▸ **Task objective**: Give the entries back exactly, dropping each image.

▸ **Items**:
= = = =
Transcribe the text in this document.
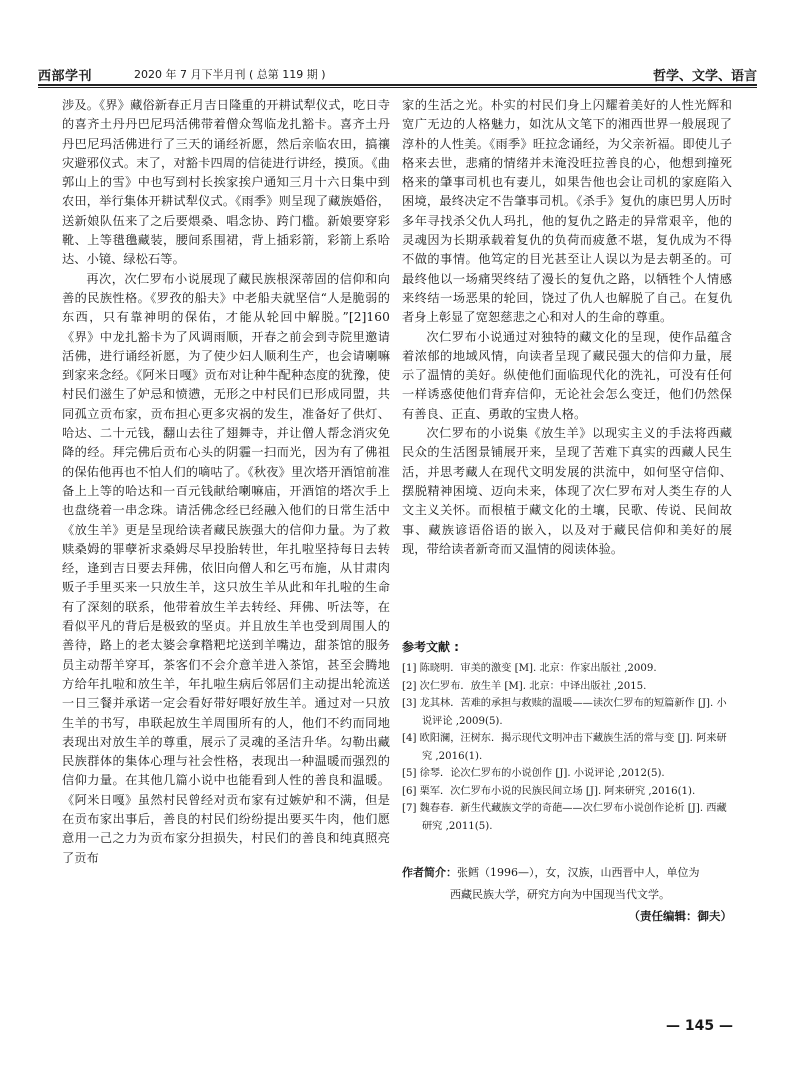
西部学刊	2020 年 7 月下半月刊 ( 总第 119 期 )	哲学、文学、语言

涉及。《界》藏俗新春正月吉日隆重的开耕试犁仪式，吃日寺的喜齐土丹丹巴尼玛活佛带着僧众驾临龙扎豁卡。喜齐土丹丹巴尼玛活佛进行了三天的诵经祈愿，然后亲临农田，搞禳灾避邪仪式。末了，对豁卡四周的信徒进行讲经，摸顶。《曲郭山上的雪》中也写到村长挨家挨户通知三月十六日集中到农田，举行集体开耕试犁仪式。《雨季》则呈现了藏族婚俗，送新娘队伍来了之后要煨桑、唱念协、跨门槛。新娘要穿彩靴、上等氆氇藏装，腰间系围裙，背上插彩箭，彩箭上系哈达、小镜、绿松石等。

再次，次仁罗布小说展现了藏民族根深蒂固的信仰和向善的民族性格。《罗孜的船夫》中老船夫就坚信“人是脆弱的东西，只有靠神明的保佑，才能从轮回中解脱。”[2]160《界》中龙扎豁卡为了风调雨顺，开春之前会到寺院里邀请活佛，进行诵经祈愿，为了使少妇人顺利生产，也会请喇嘛到家来念经。《阿米日嘎》贡布对让种牛配种态度的犹豫，使村民们滋生了妒忌和愤懑，无形之中村民们已形成同盟，共同孤立贡布家，贡布担心更多灾祸的发生，准备好了供灯、哈达、二十元钱，翻山去往了翅舞寺，并让僧人帮念消灾免降的经。拜完佛后贡布心头的阴霾一扫而光，因为有了佛祖的保佑他再也不怕人们的嘀咕了。《秋夜》里次塔开酒馆前准备上上等的哈达和一百元钱献给喇嘛庙，开酒馆的塔次手上也盘绕着一串念珠。请活佛念经已经融入他们的日常生活中《放生羊》更是呈现给读者藏民族强大的信仰力量。为了救赎桑姆的罪孽祈求桑姆尽早投胎转世，年扎啦坚持每日去转经，逢到吉日要去拜佛，依旧向僧人和乞丐布施，从甘肃肉贩子手里买来一只放生羊，这只放生羊从此和年扎啦的生命有了深刻的联系，他带着放生羊去转经、拜佛、听法等，在看似平凡的背后是极致的坚贞。并且放生羊也受到周围人的善待，路上的老太婆会拿糌粑坨送到羊嘴边，甜茶馆的服务员主动帮羊穿耳，茶客们不会介意羊进入茶馆，甚至会腾地方给年扎啦和放生羊，年扎啦生病后邻居们主动提出轮流送一日三餐并承诺一定会看好带好喂好放生羊。通过对一只放生羊的书写，串联起放生羊周围所有的人，他们不约而同地表现出对放生羊的尊重，展示了灵魂的圣洁升华。勾勒出藏民族群体的集体心理与社会性格，表现出一种温暖而强烈的信仰力量。在其他几篇小说中也能看到人性的善良和温暖。《阿米日嘎》虽然村民曾经对贡布家有过嫉妒和不满，但是在贡布家出事后，善良的村民们纷纷提出要买牛肉，他们愿意用一己之力为贡布家分担损失，村民们的善良和纯真照亮了贡布

家的生活之光。朴实的村民们身上闪耀着美好的人性光辉和宽广无边的人格魅力，如沈从文笔下的湘西世界一般展现了淳朴的人性美。《雨季》旺拉念诵经，为父亲祈福。即使儿子格来去世，悲痛的情绪并未淹没旺拉善良的心，他想到撞死格来的肇事司机也有妻儿，如果告他也会让司机的家庭陷入困境，最终决定不告肇事司机。《杀手》复仇的康巴男人历时多年寻找杀父仇人玛扎，他的复仇之路走的异常艰辛，他的灵魂因为长期承载着复仇的负荷而疲惫不堪，复仇成为不得不做的事情。他笃定的目光甚至让人误以为是去朝圣的。可最终他以一场痛哭终结了漫长的复仇之路，以牺牲个人情感来终结一场恶果的轮回，饶过了仇人也解脱了自己。在复仇者身上彰显了宽恕慈悲之心和对人的生命的尊重。

次仁罗布小说通过对独特的藏文化的呈现，使作品蕴含着浓郁的地域风情，向读者呈现了藏民强大的信仰力量，展示了温情的美好。纵使他们面临现代化的洗礼，可没有任何一样诱惑使他们背弃信仰，无论社会怎么变迁，他们仍然保有善良、正直、勇敢的宝贵人格。

次仁罗布的小说集《放生羊》以现实主义的手法将西藏民众的生活图景铺展开来，呈现了苦难下真实的西藏人民生活，并思考藏人在现代文明发展的洪流中，如何坚守信仰、摆脱精神困境、迈向未来，体现了次仁罗布对人类生存的人文主义关怀。而根植于藏文化的土壤，民歌、传说、民间故事、藏族谚语俗语的嵌入，以及对于藏民信仰和美好的展现，带给读者新奇而又温情的阅读体验。

参考文献 :
[1] 陈晓明．审美的激变 [M]. 北京：作家出版社 ,2009.
[2] 次仁罗布．放生羊 [M]. 北京：中译出版社 ,2015.
[3] 龙其林．苦难的承担与救赎的温暖——读次仁罗布的短篇新作 [J]. 小说评论 ,2009(5).
[4] 欧阳澜，汪树东．揭示现代文明冲击下藏族生活的常与变 [J]. 阿来研究 ,2016(1).
[5] 徐琴．论次仁罗布的小说创作 [J]. 小说评论 ,2012(5).
[6] 栗军．次仁罗布小说的民族民间立场 [J]. 阿来研究 ,2016(1).
[7] 魏春春．新生代藏族文学的奇葩——次仁罗布小说创作论析 [J]. 西藏研究 ,2011(5).
作者简介：张鳕（1996—），女，汉族，山西晋中人，单位为
西藏民族大学，研究方向为中国现当代文学。
（责任编辑：御夫）
— 145 —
= = = =
▸ **Task result**:
Transcribe the text in this document.
西部学刊	2020 年 7 月下半月刊 ( 总第 119 期 )	哲学、文学、语言

涉及。《界》藏俗新春正月吉日隆重的开耕试犁仪式，吃日寺的喜齐土丹丹巴尼玛活佛带着僧众驾临龙扎豁卡。喜齐土丹丹巴尼玛活佛进行了三天的诵经祈愿，然后亲临农田，搞禳灾避邪仪式。末了，对豁卡四周的信徒进行讲经，摸顶。《曲郭山上的雪》中也写到村长挨家挨户通知三月十六日集中到农田，举行集体开耕试犁仪式。《雨季》则呈现了藏族婚俗，送新娘队伍来了之后要煨桑、唱念协、跨门槛。新娘要穿彩靴、上等氆氇藏装，腰间系围裙，背上插彩箭，彩箭上系哈达、小镜、绿松石等。

再次，次仁罗布小说展现了藏民族根深蒂固的信仰和向善的民族性格。《罗孜的船夫》中老船夫就坚信“人是脆弱的东西，只有靠神明的保佑，才能从轮回中解脱。”[2]160《界》中龙扎豁卡为了风调雨顺，开春之前会到寺院里邀请活佛，进行诵经祈愿，为了使少妇人顺利生产，也会请喇嘛到家来念经。《阿米日嘎》贡布对让种牛配种态度的犹豫，使村民们滋生了妒忌和愤懑，无形之中村民们已形成同盟，共同孤立贡布家，贡布担心更多灾祸的发生，准备好了供灯、哈达、二十元钱，翻山去往了翅舞寺，并让僧人帮念消灾免降的经。拜完佛后贡布心头的阴霾一扫而光，因为有了佛祖的保佑他再也不怕人们的嘀咕了。《秋夜》里次塔开酒馆前准备上上等的哈达和一百元钱献给喇嘛庙，开酒馆的塔次手上也盘绕着一串念珠。请活佛念经已经融入他们的日常生活中《放生羊》更是呈现给读者藏民族强大的信仰力量。为了救赎桑姆的罪孽祈求桑姆尽早投胎转世，年扎啦坚持每日去转经，逢到吉日要去拜佛，依旧向僧人和乞丐布施，从甘肃肉贩子手里买来一只放生羊，这只放生羊从此和年扎啦的生命有了深刻的联系，他带着放生羊去转经、拜佛、听法等，在看似平凡的背后是极致的坚贞。并且放生羊也受到周围人的善待，路上的老太婆会拿糌粑坨送到羊嘴边，甜茶馆的服务员主动帮羊穿耳，茶客们不会介意羊进入茶馆，甚至会腾地方给年扎啦和放生羊，年扎啦生病后邻居们主动提出轮流送一日三餐并承诺一定会看好带好喂好放生羊。通过对一只放生羊的书写，串联起放生羊周围所有的人，他们不约而同地表现出对放生羊的尊重，展示了灵魂的圣洁升华。勾勒出藏民族群体的集体心理与社会性格，表现出一种温暖而强烈的信仰力量。在其他几篇小说中也能看到人性的善良和温暖。《阿米日嘎》虽然村民曾经对贡布家有过嫉妒和不满，但是在贡布家出事后，善良的村民们纷纷提出要买牛肉，他们愿意用一己之力为贡布家分担损失，村民们的善良和纯真照亮了贡布

家的生活之光。朴实的村民们身上闪耀着美好的人性光辉和宽广无边的人格魅力，如沈从文笔下的湘西世界一般展现了淳朴的人性美。《雨季》旺拉念诵经，为父亲祈福。即使儿子格来去世，悲痛的情绪并未淹没旺拉善良的心，他想到撞死格来的肇事司机也有妻儿，如果告他也会让司机的家庭陷入困境，最终决定不告肇事司机。《杀手》复仇的康巴男人历时多年寻找杀父仇人玛扎，他的复仇之路走的异常艰辛，他的灵魂因为长期承载着复仇的负荷而疲惫不堪，复仇成为不得不做的事情。他笃定的目光甚至让人误以为是去朝圣的。可最终他以一场痛哭终结了漫长的复仇之路，以牺牲个人情感来终结一场恶果的轮回，饶过了仇人也解脱了自己。在复仇者身上彰显了宽恕慈悲之心和对人的生命的尊重。

次仁罗布小说通过对独特的藏文化的呈现，使作品蕴含着浓郁的地域风情，向读者呈现了藏民强大的信仰力量，展示了温情的美好。纵使他们面临现代化的洗礼，可没有任何一样诱惑使他们背弃信仰，无论社会怎么变迁，他们仍然保有善良、正直、勇敢的宝贵人格。

次仁罗布的小说集《放生羊》以现实主义的手法将西藏民众的生活图景铺展开来，呈现了苦难下真实的西藏人民生活，并思考藏人在现代文明发展的洪流中，如何坚守信仰、摆脱精神困境、迈向未来，体现了次仁罗布对人类生存的人文主义关怀。而根植于藏文化的土壤，民歌、传说、民间故事、藏族谚语俗语的嵌入，以及对于藏民信仰和美好的展现，带给读者新奇而又温情的阅读体验。

参考文献 :
[1] 陈晓明．审美的激变 [M]. 北京：作家出版社 ,2009.
[2] 次仁罗布．放生羊 [M]. 北京：中译出版社 ,2015.
[3] 龙其林．苦难的承担与救赎的温暖——读次仁罗布的短篇新作 [J]. 小说评论 ,2009(5).
[4] 欧阳澜，汪树东．揭示现代文明冲击下藏族生活的常与变 [J]. 阿来研究 ,2016(1).
[5] 徐琴．论次仁罗布的小说创作 [J]. 小说评论 ,2012(5).
[6] 栗军．次仁罗布小说的民族民间立场 [J]. 阿来研究 ,2016(1).
[7] 魏春春．新生代藏族文学的奇葩——次仁罗布小说创作论析 [J]. 西藏研究 ,2011(5).
作者简介：张鳕（1996—），女，汉族，山西晋中人，单位为
西藏民族大学，研究方向为中国现当代文学。
（责任编辑：御夫）
— 145 —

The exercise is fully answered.